▶ _THE TASK_:
All entries are to be quoted exactly; the images stay out of the copy.

Stored data entries:
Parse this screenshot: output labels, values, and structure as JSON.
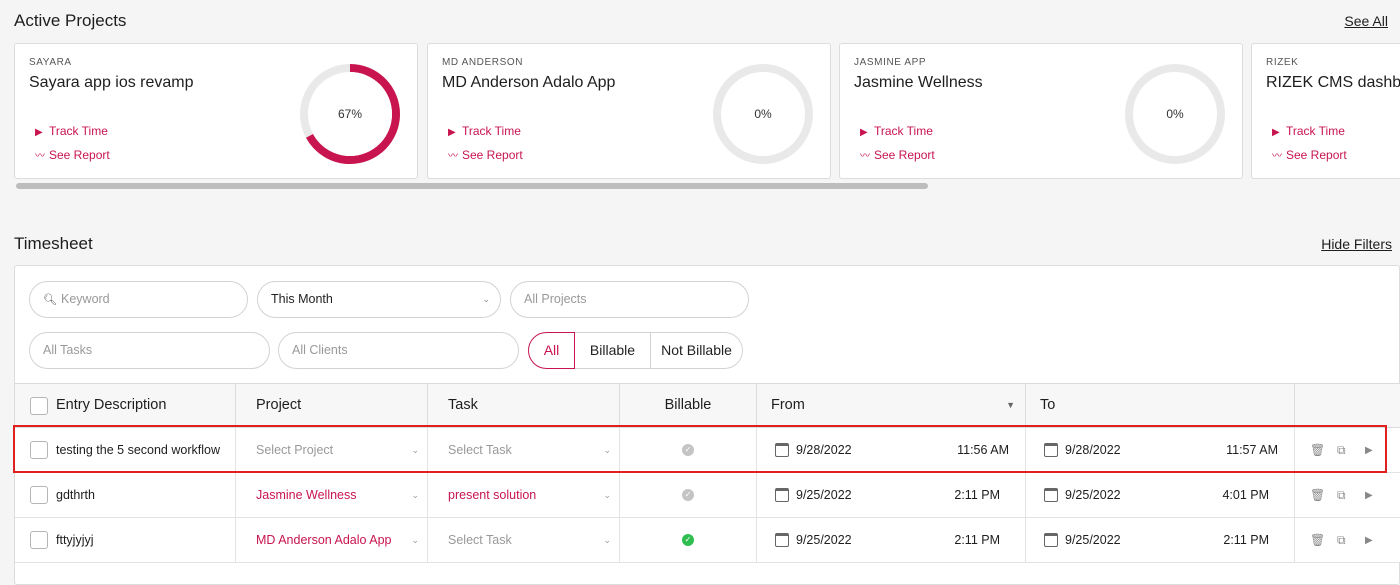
{
  "active_projects": {
    "title": "Active Projects",
    "see_all": "See All",
    "cards": [
      {
        "client": "SAYARA",
        "name": "Sayara app ios revamp",
        "progress_label": "67%",
        "progress": 0.67,
        "track_label": "Track Time",
        "report_label": "See Report"
      },
      {
        "client": "MD ANDERSON",
        "name": "MD Anderson Adalo App",
        "progress_label": "0%",
        "progress": 0,
        "track_label": "Track Time",
        "report_label": "See Report"
      },
      {
        "client": "JASMINE APP",
        "name": "Jasmine Wellness",
        "progress_label": "0%",
        "progress": 0,
        "track_label": "Track Time",
        "report_label": "See Report"
      },
      {
        "client": "RIZEK",
        "name": "RIZEK CMS dashb",
        "progress_label": "",
        "progress": 0,
        "track_label": "Track Time",
        "report_label": "See Report"
      }
    ]
  },
  "timesheet": {
    "title": "Timesheet",
    "hide_filters": "Hide Filters",
    "filters": {
      "keyword_placeholder": "Keyword",
      "period_value": "This Month",
      "projects_placeholder": "All Projects",
      "tasks_placeholder": "All Tasks",
      "clients_placeholder": "All Clients",
      "billing_options": [
        "All",
        "Billable",
        "Not Billable"
      ],
      "billing_selected": "All"
    },
    "columns": [
      "Entry Description",
      "Project",
      "Task",
      "Billable",
      "From",
      "To"
    ],
    "rows": [
      {
        "description": "testing the 5 second workflow",
        "project": "Select Project",
        "project_set": false,
        "task": "Select Task",
        "task_set": false,
        "billable": false,
        "from_date": "9/28/2022",
        "from_time": "11:56 AM",
        "to_date": "9/28/2022",
        "to_time": "11:57 AM"
      },
      {
        "description": "gdthrth",
        "project": "Jasmine Wellness",
        "project_set": true,
        "task": "present solution",
        "task_set": true,
        "billable": false,
        "from_date": "9/25/2022",
        "from_time": "2:11 PM",
        "to_date": "9/25/2022",
        "to_time": "4:01 PM"
      },
      {
        "description": "fttyjyjyj",
        "project": "MD Anderson Adalo App",
        "project_set": true,
        "task": "Select Task",
        "task_set": false,
        "billable": true,
        "from_date": "9/25/2022",
        "from_time": "2:11 PM",
        "to_date": "9/25/2022",
        "to_time": "2:11 PM"
      }
    ]
  },
  "colors": {
    "accent": "#c8154f",
    "highlight": "#e01f1f",
    "billable_on": "#2ebd4e",
    "billable_off": "#c4c4c4"
  }
}
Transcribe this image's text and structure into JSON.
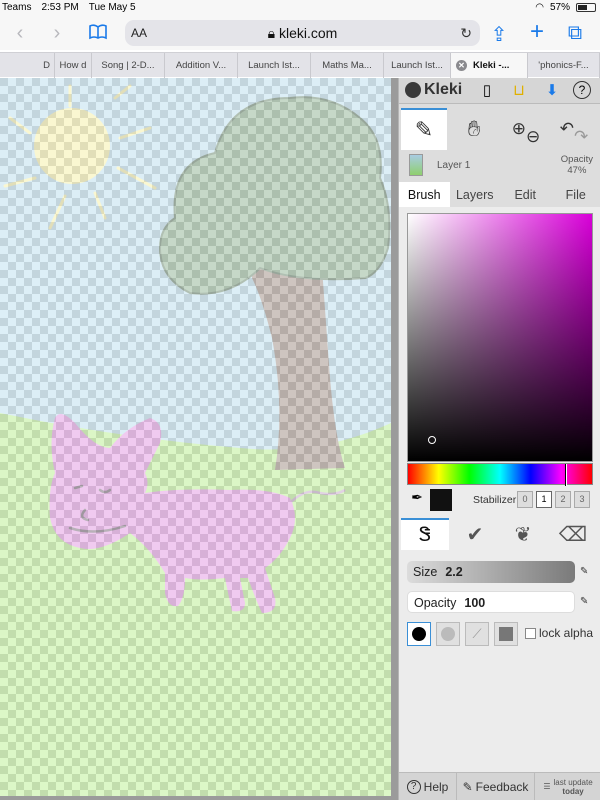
{
  "status_bar": {
    "app": "Teams",
    "time": "2:53 PM",
    "date": "Tue May 5",
    "battery": "57%"
  },
  "safari": {
    "url": "kleki.com",
    "text_size": "AA",
    "tabs": [
      {
        "label": "D"
      },
      {
        "label": "How d"
      },
      {
        "label": "Song | 2-D..."
      },
      {
        "label": "Addition V..."
      },
      {
        "label": "Launch Ist..."
      },
      {
        "label": "Maths Ma..."
      },
      {
        "label": "Launch Ist..."
      },
      {
        "label": "Kleki -...",
        "active": true
      },
      {
        "label": "'phonics-F..."
      }
    ]
  },
  "kleki": {
    "logo": "Kleki",
    "layer": {
      "name": "Layer 1",
      "opacity_label": "Opacity",
      "opacity_value": "47%"
    },
    "tabs": [
      "Brush",
      "Layers",
      "Edit",
      "File"
    ],
    "active_tab": "Brush",
    "stabilizer": {
      "label": "Stabilizer",
      "options": [
        "0",
        "1",
        "2",
        "3"
      ],
      "selected": "1"
    },
    "current_color": "#111111",
    "hue_color": "#d900d9",
    "size": {
      "label": "Size",
      "value": "2.2"
    },
    "opacity": {
      "label": "Opacity",
      "value": "100"
    },
    "lock_alpha": "lock alpha",
    "footer": {
      "help": "Help",
      "feedback": "Feedback",
      "update_line1": "last update",
      "update_line2": "today"
    }
  },
  "drawing": {
    "sky_color": "#b7dced",
    "grass_color": "#b4ee88",
    "sun_color": "#f6ef9f",
    "tree_leaves_color": "#87ae8b",
    "tree_trunk_color": "#99867b",
    "pig_color": "#e08fe1",
    "layer_opacity": 0.47
  }
}
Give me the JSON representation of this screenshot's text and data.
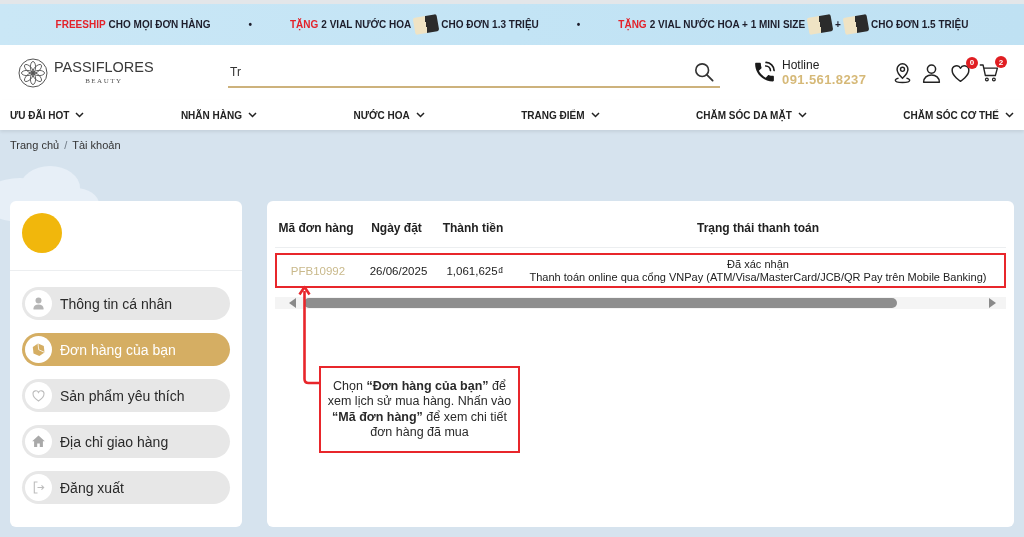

▶ _CORRECT RESULT_:
Parse this screenshot: output labels, values, and structure as JSON.
{
  "active_projects": {
    "title": "Active Projects",
    "see_all": "See All",
    "cards": [
      {
        "client": "SAYARA",
        "name": "Sayara app ios revamp",
        "progress_label": "67%",
        "progress": 0.67,
        "track_label": "Track Time",
        "report_label": "See Report"
      },
      {
        "client": "MD ANDERSON",
        "name": "MD Anderson Adalo App",
        "progress_label": "0%",
        "progress": 0,
        "track_label": "Track Time",
        "report_label": "See Report"
      },
      {
        "client": "JASMINE APP",
        "name": "Jasmine Wellness",
        "progress_label": "0%",
        "progress": 0,
        "track_label": "Track Time",
        "report_label": "See Report"
      },
      {
        "client": "RIZEK",
        "name": "RIZEK CMS dashb",
        "progress_label": "",
        "progress": 0,
        "track_label": "Track Time",
        "report_label": "See Report"
      }
    ]
  },
  "timesheet": {
    "title": "Timesheet",
    "hide_filters": "Hide Filters",
    "filters": {
      "keyword_placeholder": "Keyword",
      "period_value": "This Month",
      "projects_placeholder": "All Projects",
      "tasks_placeholder": "All Tasks",
      "clients_placeholder": "All Clients",
      "billing_options": [
        "All",
        "Billable",
        "Not Billable"
      ],
      "billing_selected": "All"
    },
    "columns": [
      "Entry Description",
      "Project",
      "Task",
      "Billable",
      "From",
      "To"
    ],
    "rows": [
      {
        "description": "testing the 5 second workflow",
        "project": "Select Project",
        "project_set": false,
        "task": "Select Task",
        "task_set": false,
        "billable": false,
        "from_date": "9/28/2022",
        "from_time": "11:56 AM",
        "to_date": "9/28/2022",
        "to_time": "11:57 AM"
      },
      {
        "description": "gdthrth",
        "project": "Jasmine Wellness",
        "project_set": true,
        "task": "present solution",
        "task_set": true,
        "billable": false,
        "from_date": "9/25/2022",
        "from_time": "2:11 PM",
        "to_date": "9/25/2022",
        "to_time": "4:01 PM"
      },
      {
        "description": "fttyjyjyj",
        "project": "MD Anderson Adalo App",
        "project_set": true,
        "task": "Select Task",
        "task_set": false,
        "billable": true,
        "from_date": "9/25/2022",
        "from_time": "2:11 PM",
        "to_date": "9/25/2022",
        "to_time": "2:11 PM"
      }
    ]
  },
  "colors": {
    "accent": "#c8154f",
    "highlight": "#e01f1f",
    "billable_on": "#2ebd4e",
    "billable_off": "#c4c4c4"
  }
}
Transcribe this image's text and structure into JSON.
{
  "status_bar": {
    "app": "Teams",
    "time": "2:53 PM",
    "date": "Tue May 5",
    "battery": "57%"
  },
  "safari": {
    "url": "kleki.com",
    "text_size": "AA",
    "tabs": [
      {
        "label": "D"
      },
      {
        "label": "How d"
      },
      {
        "label": "Song | 2-D..."
      },
      {
        "label": "Addition V..."
      },
      {
        "label": "Launch Ist..."
      },
      {
        "label": "Maths Ma..."
      },
      {
        "label": "Launch Ist..."
      },
      {
        "label": "Kleki -...",
        "active": true
      },
      {
        "label": "'phonics-F..."
      }
    ]
  },
  "kleki": {
    "logo": "Kleki",
    "layer": {
      "name": "Layer 1",
      "opacity_label": "Opacity",
      "opacity_value": "47%"
    },
    "tabs": [
      "Brush",
      "Layers",
      "Edit",
      "File"
    ],
    "active_tab": "Brush",
    "stabilizer": {
      "label": "Stabilizer",
      "options": [
        "0",
        "1",
        "2",
        "3"
      ],
      "selected": "1"
    },
    "current_color": "#111111",
    "hue_color": "#d900d9",
    "size": {
      "label": "Size",
      "value": "2.2"
    },
    "opacity": {
      "label": "Opacity",
      "value": "100"
    },
    "lock_alpha": "lock alpha",
    "footer": {
      "help": "Help",
      "feedback": "Feedback",
      "update_line1": "last update",
      "update_line2": "today"
    }
  },
  "drawing": {
    "sky_color": "#b7dced",
    "grass_color": "#b4ee88",
    "sun_color": "#f6ef9f",
    "tree_leaves_color": "#87ae8b",
    "tree_trunk_color": "#99867b",
    "pig_color": "#e08fe1",
    "layer_opacity": 0.47
  }
}
Give me the JSON representation of this screenshot's text and data.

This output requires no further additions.